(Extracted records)
────────

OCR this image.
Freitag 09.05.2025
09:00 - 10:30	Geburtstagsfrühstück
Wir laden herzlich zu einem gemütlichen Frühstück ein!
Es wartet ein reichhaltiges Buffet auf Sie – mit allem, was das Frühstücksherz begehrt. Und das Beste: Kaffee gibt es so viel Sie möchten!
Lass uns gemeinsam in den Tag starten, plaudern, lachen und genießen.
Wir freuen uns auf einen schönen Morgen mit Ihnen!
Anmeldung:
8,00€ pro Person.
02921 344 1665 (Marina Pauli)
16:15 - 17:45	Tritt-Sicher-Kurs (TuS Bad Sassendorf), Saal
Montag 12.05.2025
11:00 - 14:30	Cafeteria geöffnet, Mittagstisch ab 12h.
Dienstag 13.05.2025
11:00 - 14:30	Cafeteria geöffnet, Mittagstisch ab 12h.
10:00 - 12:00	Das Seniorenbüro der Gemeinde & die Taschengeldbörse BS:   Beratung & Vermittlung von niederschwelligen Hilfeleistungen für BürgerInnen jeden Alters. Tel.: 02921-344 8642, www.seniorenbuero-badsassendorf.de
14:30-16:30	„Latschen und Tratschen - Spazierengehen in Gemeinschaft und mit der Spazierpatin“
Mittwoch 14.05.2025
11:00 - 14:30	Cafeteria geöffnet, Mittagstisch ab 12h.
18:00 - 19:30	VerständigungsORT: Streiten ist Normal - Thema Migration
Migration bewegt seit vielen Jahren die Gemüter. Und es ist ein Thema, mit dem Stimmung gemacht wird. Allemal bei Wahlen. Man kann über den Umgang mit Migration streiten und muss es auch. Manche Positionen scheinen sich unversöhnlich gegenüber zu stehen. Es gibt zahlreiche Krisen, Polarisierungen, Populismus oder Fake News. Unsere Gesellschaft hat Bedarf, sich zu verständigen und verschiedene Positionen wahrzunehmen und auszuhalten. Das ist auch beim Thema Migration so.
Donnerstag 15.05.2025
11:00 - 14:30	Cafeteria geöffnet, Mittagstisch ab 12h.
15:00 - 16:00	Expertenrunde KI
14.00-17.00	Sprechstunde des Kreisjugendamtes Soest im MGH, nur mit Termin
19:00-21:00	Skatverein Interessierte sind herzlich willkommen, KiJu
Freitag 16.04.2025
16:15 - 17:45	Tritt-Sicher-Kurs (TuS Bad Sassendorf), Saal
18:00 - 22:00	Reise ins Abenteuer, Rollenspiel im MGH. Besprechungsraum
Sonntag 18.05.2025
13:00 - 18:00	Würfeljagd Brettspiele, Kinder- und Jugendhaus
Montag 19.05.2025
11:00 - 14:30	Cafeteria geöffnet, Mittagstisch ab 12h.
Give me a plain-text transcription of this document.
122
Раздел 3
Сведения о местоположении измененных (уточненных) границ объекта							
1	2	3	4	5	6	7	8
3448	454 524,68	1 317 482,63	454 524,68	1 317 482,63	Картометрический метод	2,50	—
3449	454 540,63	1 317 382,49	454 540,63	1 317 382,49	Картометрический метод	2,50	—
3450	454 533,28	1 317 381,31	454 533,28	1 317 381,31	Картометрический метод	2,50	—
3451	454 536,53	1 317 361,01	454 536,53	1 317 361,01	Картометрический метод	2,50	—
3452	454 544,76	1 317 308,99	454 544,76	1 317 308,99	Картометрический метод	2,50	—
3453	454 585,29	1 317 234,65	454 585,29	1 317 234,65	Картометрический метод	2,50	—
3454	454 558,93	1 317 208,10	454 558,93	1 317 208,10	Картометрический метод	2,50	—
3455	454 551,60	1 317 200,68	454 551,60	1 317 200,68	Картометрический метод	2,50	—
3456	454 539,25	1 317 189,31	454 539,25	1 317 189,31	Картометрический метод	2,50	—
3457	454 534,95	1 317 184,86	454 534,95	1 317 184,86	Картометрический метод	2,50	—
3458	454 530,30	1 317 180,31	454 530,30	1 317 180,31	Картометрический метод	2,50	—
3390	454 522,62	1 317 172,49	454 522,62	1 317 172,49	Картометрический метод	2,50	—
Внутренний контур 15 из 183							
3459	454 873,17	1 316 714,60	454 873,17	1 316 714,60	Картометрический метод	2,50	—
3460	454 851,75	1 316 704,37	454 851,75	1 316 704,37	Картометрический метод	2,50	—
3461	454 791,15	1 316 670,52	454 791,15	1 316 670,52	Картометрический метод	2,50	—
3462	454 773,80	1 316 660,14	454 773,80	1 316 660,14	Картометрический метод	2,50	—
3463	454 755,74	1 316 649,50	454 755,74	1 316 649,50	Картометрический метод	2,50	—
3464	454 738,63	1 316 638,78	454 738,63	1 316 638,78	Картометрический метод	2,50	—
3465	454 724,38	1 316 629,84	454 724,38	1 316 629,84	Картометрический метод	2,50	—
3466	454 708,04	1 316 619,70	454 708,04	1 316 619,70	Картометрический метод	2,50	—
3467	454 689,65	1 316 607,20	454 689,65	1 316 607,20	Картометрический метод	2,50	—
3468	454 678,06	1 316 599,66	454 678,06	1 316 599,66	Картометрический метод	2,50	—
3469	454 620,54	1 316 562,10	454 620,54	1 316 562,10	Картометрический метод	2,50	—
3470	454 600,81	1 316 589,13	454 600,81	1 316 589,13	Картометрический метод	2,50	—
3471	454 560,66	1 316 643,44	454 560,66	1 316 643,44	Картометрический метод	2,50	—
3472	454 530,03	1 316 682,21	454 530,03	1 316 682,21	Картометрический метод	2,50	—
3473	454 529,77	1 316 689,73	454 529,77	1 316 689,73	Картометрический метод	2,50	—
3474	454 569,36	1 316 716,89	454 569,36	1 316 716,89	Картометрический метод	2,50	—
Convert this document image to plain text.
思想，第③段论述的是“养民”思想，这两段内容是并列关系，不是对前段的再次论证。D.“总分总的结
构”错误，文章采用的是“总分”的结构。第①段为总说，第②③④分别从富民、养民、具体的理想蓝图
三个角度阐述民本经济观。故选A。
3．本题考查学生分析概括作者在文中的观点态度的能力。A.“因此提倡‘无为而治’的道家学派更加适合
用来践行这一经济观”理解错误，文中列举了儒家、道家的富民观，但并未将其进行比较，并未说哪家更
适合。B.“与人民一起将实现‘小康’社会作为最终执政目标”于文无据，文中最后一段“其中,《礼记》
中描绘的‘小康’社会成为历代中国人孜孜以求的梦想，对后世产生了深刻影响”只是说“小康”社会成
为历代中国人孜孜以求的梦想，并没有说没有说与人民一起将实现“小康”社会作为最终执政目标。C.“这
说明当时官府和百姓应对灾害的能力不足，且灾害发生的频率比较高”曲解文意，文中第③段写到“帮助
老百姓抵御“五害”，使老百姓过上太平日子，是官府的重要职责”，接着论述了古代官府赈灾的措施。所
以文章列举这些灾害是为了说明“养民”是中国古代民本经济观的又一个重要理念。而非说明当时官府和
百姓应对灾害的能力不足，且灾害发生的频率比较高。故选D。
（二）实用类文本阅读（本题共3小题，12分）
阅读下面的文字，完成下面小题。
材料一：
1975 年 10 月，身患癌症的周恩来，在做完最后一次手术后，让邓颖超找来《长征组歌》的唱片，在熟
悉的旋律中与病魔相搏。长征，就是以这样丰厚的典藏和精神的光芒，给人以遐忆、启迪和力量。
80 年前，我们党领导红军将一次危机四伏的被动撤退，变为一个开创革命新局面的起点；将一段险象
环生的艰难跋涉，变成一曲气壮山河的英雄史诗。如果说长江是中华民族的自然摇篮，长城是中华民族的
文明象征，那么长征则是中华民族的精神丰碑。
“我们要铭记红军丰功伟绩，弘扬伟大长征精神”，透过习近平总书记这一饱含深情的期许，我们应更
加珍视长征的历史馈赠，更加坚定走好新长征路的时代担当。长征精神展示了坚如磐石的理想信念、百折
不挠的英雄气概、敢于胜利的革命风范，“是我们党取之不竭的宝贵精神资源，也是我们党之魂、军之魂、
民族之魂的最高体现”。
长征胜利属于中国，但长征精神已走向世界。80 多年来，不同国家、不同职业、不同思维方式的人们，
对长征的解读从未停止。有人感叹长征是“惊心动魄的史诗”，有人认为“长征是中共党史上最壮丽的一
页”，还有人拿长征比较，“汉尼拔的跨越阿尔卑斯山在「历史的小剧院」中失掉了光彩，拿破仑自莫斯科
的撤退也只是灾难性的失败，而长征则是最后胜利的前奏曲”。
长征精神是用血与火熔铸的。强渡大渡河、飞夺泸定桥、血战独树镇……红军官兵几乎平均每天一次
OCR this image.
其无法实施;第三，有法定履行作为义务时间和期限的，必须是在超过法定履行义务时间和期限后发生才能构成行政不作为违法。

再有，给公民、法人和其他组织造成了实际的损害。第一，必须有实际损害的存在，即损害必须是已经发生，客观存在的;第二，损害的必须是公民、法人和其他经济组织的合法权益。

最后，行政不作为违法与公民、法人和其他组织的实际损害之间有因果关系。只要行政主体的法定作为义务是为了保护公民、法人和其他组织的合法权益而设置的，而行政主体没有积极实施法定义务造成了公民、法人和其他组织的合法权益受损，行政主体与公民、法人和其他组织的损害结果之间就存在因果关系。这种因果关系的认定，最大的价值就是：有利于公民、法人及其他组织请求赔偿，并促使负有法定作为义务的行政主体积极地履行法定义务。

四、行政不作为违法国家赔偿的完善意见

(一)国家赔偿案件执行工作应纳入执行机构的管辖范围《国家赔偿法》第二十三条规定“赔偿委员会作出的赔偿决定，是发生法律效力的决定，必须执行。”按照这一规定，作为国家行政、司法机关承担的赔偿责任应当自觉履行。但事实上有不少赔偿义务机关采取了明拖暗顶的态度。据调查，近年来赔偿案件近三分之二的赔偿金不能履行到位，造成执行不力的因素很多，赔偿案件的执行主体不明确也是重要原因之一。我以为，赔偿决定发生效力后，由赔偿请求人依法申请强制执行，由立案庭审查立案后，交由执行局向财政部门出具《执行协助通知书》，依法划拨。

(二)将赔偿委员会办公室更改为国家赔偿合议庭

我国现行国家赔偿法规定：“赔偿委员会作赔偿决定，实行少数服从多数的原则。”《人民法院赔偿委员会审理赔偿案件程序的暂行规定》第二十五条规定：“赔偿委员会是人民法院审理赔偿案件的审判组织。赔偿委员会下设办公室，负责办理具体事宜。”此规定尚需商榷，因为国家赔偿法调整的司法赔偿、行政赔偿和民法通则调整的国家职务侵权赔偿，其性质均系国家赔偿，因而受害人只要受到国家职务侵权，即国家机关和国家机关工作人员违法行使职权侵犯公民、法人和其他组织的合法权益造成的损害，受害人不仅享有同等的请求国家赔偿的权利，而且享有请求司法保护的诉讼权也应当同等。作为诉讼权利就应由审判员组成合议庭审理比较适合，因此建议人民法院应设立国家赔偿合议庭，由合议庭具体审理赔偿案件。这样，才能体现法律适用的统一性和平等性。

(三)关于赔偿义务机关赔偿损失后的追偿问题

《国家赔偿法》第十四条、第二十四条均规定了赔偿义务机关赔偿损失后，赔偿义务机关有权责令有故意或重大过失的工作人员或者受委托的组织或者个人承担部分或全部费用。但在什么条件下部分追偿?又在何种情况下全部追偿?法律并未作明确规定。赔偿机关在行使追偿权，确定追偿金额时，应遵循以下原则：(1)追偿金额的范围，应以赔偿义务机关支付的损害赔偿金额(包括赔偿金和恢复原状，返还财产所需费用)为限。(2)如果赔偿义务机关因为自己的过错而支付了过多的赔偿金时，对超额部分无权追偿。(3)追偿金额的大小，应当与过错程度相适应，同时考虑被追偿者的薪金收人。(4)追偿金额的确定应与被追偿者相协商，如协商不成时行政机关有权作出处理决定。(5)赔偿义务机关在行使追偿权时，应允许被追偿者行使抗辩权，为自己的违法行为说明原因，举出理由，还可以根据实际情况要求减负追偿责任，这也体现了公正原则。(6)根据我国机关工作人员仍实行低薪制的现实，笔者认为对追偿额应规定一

────────

Copy out every line of the listing that includes the string "herzlich".

COMPLETE OUTPUT:
Wir laden herzlich zu einem gemütlichen Frühstück ein!
19:00-21:00	Skatverein Interessierte sind herzlich willkommen, KiJu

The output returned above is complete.